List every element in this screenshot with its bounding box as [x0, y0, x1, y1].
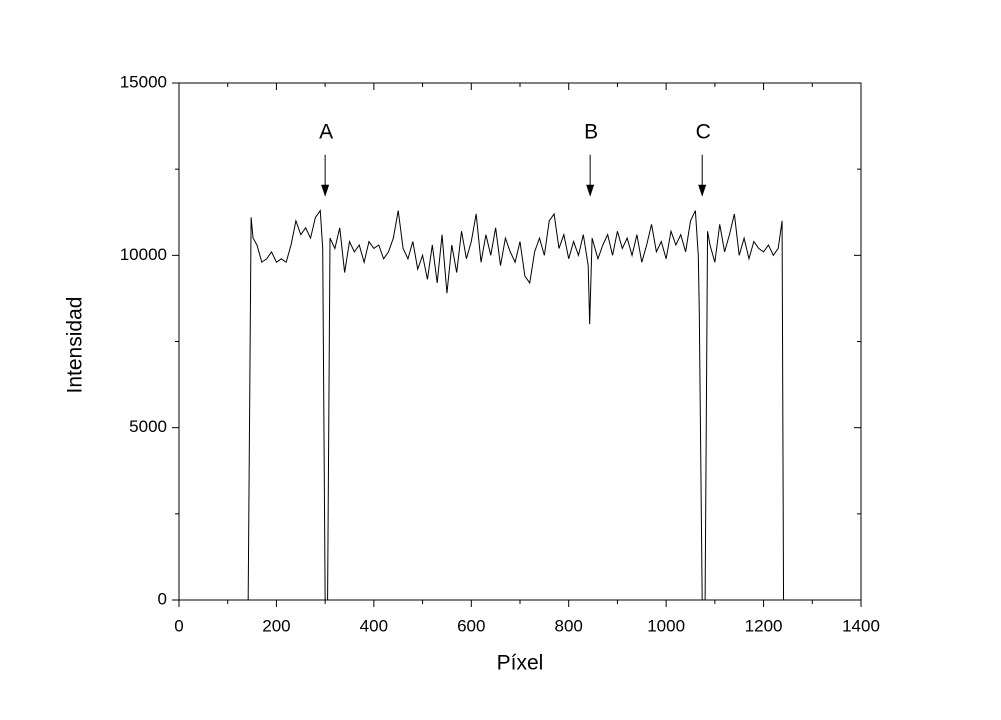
- x-tick-label: 600: [457, 616, 485, 635]
- annotation-label: C: [696, 120, 711, 143]
- annotation-label: B: [584, 120, 598, 143]
- annotation-arrowhead: [321, 184, 330, 197]
- x-tick-label: 1000: [647, 616, 685, 635]
- plot-frame: [178, 82, 862, 601]
- y-tick-label: 10000: [120, 245, 167, 264]
- x-axis-label: Píxel: [497, 652, 544, 675]
- annotation-label: A: [319, 120, 333, 143]
- data-line: [247, 209, 785, 601]
- x-tick-label: 0: [174, 616, 183, 635]
- y-tick-label: 15000: [120, 72, 167, 91]
- x-tick-label: 200: [262, 616, 290, 635]
- x-tick-label: 1200: [745, 616, 783, 635]
- y-axis-label: Intensidad: [64, 297, 87, 394]
- x-tick-label: 1400: [842, 616, 880, 635]
- x-tick-label: 800: [555, 616, 583, 635]
- y-tick-label: 5000: [129, 417, 167, 436]
- x-tick-label: 400: [360, 616, 388, 635]
- annotation-arrowhead: [586, 184, 595, 197]
- annotation-arrowhead: [698, 184, 707, 197]
- y-tick-label: 0: [158, 589, 167, 608]
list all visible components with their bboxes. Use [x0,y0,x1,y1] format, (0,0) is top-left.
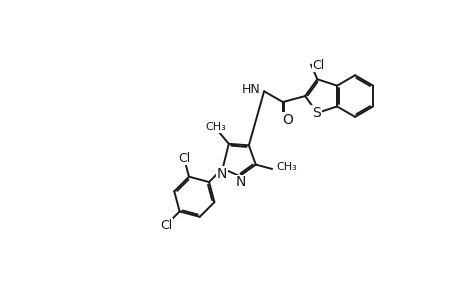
Text: O: O [281,113,292,127]
Text: CH₃: CH₃ [276,162,297,172]
Text: S: S [312,106,320,120]
Text: Cl: Cl [160,219,172,232]
Text: CH₃: CH₃ [205,122,225,132]
Text: N: N [216,167,227,181]
Text: Cl: Cl [312,59,324,72]
Text: N: N [235,175,245,189]
Text: Cl: Cl [178,152,190,165]
Text: HN: HN [241,83,260,96]
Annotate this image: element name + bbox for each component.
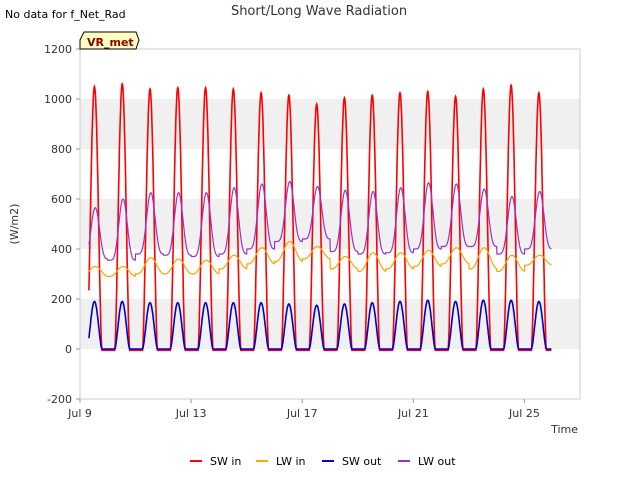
chart-title: Short/Long Wave Radiation bbox=[231, 4, 407, 19]
grid-band bbox=[80, 299, 580, 349]
station-badge: VR_met bbox=[79, 31, 140, 50]
badge-label: VR_met bbox=[87, 36, 134, 49]
x-axis-title: Time bbox=[550, 423, 578, 436]
y-axis-ticks: -200 0 200 400 600 800 1000 1200 bbox=[44, 43, 80, 406]
y-tick-label: 200 bbox=[51, 293, 72, 306]
grid-band bbox=[80, 149, 580, 199]
grid-band bbox=[80, 349, 580, 399]
y-tick-label: 600 bbox=[51, 193, 72, 206]
y-axis-title: (W/m2) bbox=[8, 204, 21, 245]
grid-band bbox=[80, 99, 580, 149]
x-axis-ticks: Jul 9 Jul 13 Jul 17 Jul 21 Jul 25 bbox=[67, 399, 540, 420]
y-tick-label: -200 bbox=[47, 393, 72, 406]
x-tick-label: Jul 9 bbox=[67, 407, 92, 420]
series-line-sw-out bbox=[88, 299, 552, 350]
x-tick-label: Jul 21 bbox=[397, 407, 429, 420]
x-tick-label: Jul 13 bbox=[175, 407, 207, 420]
legend-label: LW in bbox=[276, 455, 306, 468]
legend-label: SW out bbox=[342, 455, 382, 468]
series-line-lw-out bbox=[88, 180, 552, 261]
x-tick-label: Jul 25 bbox=[508, 407, 540, 420]
grid-band bbox=[80, 49, 580, 99]
legend: SW in LW in SW out LW out bbox=[190, 455, 456, 468]
series-lines bbox=[88, 81, 552, 352]
y-tick-label: 1000 bbox=[44, 93, 72, 106]
y-tick-label: 800 bbox=[51, 143, 72, 156]
background-bands bbox=[80, 49, 580, 399]
x-tick-label: Jul 17 bbox=[286, 407, 318, 420]
series-line-lw-in bbox=[88, 240, 552, 278]
y-tick-label: 400 bbox=[51, 243, 72, 256]
y-tick-label: 1200 bbox=[44, 43, 72, 56]
plot-frame bbox=[79, 48, 581, 400]
legend-label: LW out bbox=[418, 455, 456, 468]
legend-label: SW in bbox=[210, 455, 241, 468]
y-tick-label: 0 bbox=[65, 343, 72, 356]
no-data-note: No data for f_Net_Rad bbox=[5, 8, 126, 21]
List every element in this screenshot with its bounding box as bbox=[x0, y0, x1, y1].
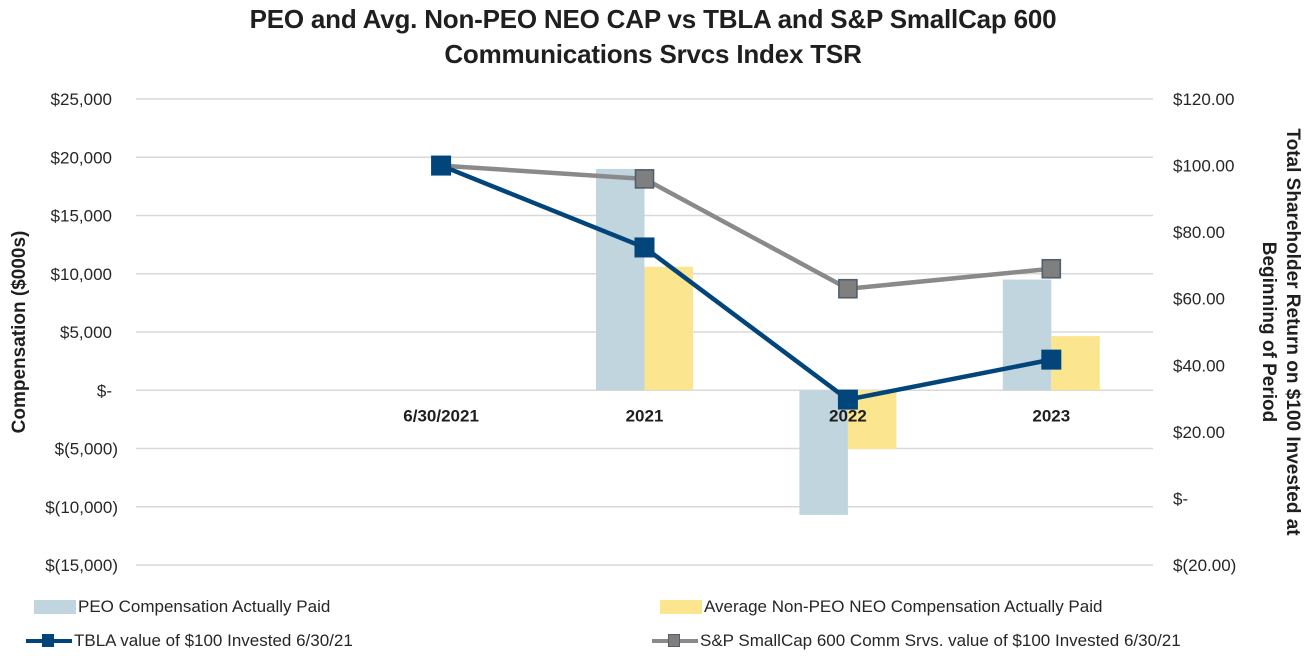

**Exercise directions**. Reproduce the material verbatim from the line containing "- x-tick-label: 600: [457, 616, 485, 635]" up to and including the line containing "- y-tick-label: 15000: [120, 72, 167, 91]".

**Solution to this exercise**.
- x-tick-label: 600: [457, 616, 485, 635]
- annotation-label: C: [696, 120, 711, 143]
- annotation-label: B: [584, 120, 598, 143]
- annotation-arrowhead: [321, 184, 330, 197]
- x-tick-label: 1000: [647, 616, 685, 635]
- plot-frame: [178, 82, 862, 601]
- y-tick-label: 10000: [120, 245, 167, 264]
- x-axis-label: Píxel: [497, 652, 544, 675]
- annotation-label: A: [319, 120, 333, 143]
- data-line: [247, 209, 785, 601]
- x-tick-label: 0: [174, 616, 183, 635]
- y-tick-label: 15000: [120, 72, 167, 91]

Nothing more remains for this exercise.